• **Exercise goal**:
Find the string "this" in the data, then copy every line where it is found.

• **Entries from a visual dataset**:
---
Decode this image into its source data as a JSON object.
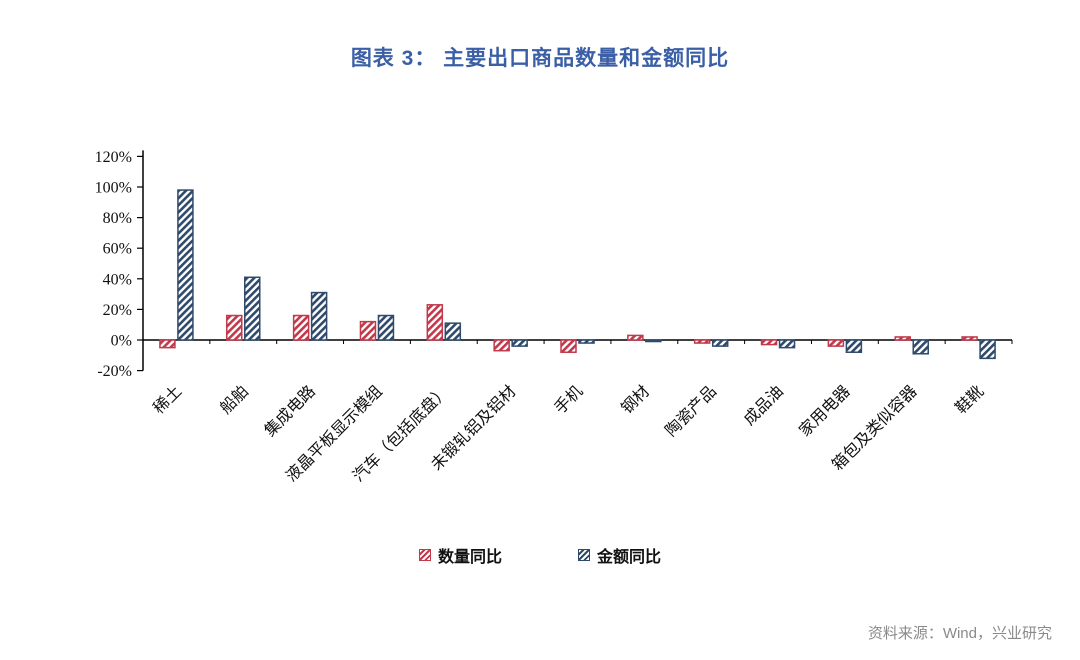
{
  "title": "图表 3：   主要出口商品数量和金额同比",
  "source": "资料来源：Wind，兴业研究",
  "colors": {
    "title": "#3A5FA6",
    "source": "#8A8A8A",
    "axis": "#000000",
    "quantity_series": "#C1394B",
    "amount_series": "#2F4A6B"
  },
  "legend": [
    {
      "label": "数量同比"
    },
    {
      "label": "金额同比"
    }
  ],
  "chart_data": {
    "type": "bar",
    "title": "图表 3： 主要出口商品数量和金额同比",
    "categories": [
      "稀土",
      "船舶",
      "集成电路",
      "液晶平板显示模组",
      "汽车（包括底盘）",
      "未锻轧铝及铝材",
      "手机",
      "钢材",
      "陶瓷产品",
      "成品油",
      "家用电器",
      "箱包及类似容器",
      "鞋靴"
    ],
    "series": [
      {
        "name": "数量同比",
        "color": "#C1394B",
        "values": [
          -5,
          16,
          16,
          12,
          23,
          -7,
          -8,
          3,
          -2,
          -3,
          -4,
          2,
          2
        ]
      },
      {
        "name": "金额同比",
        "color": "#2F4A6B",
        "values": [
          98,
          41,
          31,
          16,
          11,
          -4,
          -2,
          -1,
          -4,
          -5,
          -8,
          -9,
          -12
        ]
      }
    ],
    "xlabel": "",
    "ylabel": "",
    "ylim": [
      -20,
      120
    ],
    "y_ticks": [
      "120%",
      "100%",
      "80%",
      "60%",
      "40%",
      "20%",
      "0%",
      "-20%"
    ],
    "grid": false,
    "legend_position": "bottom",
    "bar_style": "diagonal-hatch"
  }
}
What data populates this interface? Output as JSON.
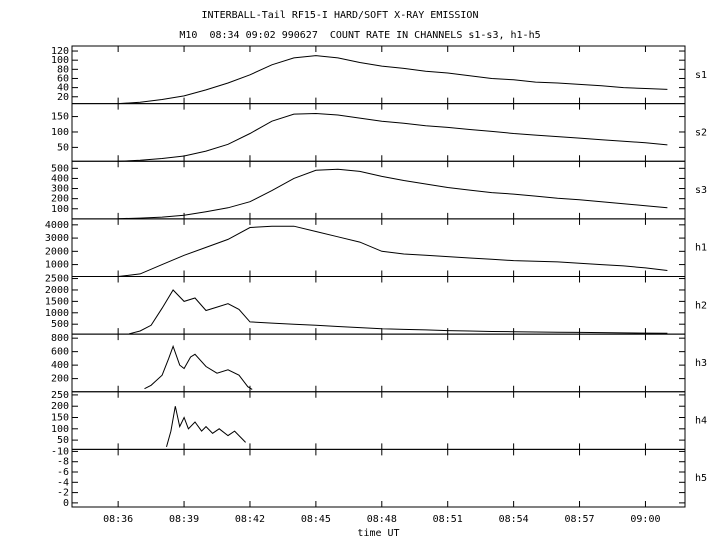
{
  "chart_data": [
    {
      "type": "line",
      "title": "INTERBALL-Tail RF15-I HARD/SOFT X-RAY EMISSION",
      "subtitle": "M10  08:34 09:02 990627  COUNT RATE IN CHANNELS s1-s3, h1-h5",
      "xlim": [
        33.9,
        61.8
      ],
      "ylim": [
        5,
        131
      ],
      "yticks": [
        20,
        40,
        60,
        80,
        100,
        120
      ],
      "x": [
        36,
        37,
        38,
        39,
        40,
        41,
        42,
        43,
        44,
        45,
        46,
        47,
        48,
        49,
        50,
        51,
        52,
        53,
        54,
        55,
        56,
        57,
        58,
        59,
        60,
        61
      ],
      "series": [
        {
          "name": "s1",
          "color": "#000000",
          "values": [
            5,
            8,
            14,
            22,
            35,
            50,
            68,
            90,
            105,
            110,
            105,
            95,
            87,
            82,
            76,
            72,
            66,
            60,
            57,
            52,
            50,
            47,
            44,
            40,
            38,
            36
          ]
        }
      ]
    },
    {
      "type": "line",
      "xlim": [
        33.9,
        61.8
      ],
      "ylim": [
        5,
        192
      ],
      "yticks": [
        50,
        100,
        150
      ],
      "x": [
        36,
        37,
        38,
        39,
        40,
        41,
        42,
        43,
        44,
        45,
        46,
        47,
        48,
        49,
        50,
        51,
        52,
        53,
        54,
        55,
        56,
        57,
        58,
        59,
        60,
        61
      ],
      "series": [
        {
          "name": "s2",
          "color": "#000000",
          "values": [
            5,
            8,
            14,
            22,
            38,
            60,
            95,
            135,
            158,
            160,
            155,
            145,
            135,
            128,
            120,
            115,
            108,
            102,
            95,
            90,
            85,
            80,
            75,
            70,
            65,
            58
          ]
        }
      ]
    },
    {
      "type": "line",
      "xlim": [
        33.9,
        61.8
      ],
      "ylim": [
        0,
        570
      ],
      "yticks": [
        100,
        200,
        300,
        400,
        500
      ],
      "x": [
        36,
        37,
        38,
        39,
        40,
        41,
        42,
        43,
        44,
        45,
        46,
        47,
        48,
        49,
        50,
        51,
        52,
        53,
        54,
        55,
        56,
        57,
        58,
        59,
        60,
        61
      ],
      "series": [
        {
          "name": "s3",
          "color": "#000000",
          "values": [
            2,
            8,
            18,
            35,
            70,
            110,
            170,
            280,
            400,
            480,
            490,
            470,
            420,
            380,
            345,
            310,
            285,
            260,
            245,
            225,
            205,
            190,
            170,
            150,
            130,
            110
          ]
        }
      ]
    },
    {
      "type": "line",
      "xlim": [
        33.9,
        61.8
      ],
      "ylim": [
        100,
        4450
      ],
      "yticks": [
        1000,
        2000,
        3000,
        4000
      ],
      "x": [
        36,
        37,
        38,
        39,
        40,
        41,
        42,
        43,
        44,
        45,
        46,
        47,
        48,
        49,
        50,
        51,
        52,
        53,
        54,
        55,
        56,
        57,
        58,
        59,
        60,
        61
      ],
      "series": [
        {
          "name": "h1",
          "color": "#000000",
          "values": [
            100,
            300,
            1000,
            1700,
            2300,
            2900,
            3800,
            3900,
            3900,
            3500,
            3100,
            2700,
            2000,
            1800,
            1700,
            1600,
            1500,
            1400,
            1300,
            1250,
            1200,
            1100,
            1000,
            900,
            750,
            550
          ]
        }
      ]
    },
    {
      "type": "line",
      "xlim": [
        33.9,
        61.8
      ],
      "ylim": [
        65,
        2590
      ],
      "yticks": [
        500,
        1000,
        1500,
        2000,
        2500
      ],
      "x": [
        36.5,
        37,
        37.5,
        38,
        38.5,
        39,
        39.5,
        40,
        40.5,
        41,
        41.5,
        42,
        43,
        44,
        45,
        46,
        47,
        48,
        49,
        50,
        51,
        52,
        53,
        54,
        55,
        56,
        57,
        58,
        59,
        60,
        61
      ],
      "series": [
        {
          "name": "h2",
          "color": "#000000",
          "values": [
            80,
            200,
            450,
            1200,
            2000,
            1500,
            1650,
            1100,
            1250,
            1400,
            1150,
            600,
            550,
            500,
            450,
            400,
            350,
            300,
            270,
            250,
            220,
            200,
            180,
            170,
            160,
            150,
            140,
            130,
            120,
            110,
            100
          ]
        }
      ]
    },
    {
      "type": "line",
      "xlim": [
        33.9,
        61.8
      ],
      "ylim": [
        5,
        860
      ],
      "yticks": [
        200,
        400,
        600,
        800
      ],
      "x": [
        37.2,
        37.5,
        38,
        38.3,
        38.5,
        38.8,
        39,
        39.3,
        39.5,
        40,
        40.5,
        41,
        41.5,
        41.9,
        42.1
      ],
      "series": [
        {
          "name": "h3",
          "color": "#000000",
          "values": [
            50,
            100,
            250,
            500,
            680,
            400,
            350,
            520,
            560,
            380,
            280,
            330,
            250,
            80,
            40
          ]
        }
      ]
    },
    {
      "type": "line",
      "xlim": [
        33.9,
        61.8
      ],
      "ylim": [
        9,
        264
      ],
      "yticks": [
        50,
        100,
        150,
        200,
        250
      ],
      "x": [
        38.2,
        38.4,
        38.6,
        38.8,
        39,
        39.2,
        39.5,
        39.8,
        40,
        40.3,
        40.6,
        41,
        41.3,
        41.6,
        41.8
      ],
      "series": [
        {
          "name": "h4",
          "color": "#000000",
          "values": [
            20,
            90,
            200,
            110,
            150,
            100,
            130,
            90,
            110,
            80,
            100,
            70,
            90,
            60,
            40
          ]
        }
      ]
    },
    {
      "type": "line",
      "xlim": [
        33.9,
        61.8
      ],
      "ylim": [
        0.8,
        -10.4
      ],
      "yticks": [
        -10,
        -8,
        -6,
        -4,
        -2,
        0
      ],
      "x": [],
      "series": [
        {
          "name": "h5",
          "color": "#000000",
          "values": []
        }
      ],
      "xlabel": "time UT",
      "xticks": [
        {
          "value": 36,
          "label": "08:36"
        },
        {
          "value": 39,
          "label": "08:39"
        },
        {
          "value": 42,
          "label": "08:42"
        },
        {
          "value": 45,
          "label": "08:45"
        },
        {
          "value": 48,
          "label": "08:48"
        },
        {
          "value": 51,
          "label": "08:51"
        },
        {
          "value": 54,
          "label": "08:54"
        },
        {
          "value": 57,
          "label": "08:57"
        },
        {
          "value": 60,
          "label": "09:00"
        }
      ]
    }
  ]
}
---
• **Task answer**:
Decode this image into its source data as a JSON object.
What data populates this interface? Output as JSON.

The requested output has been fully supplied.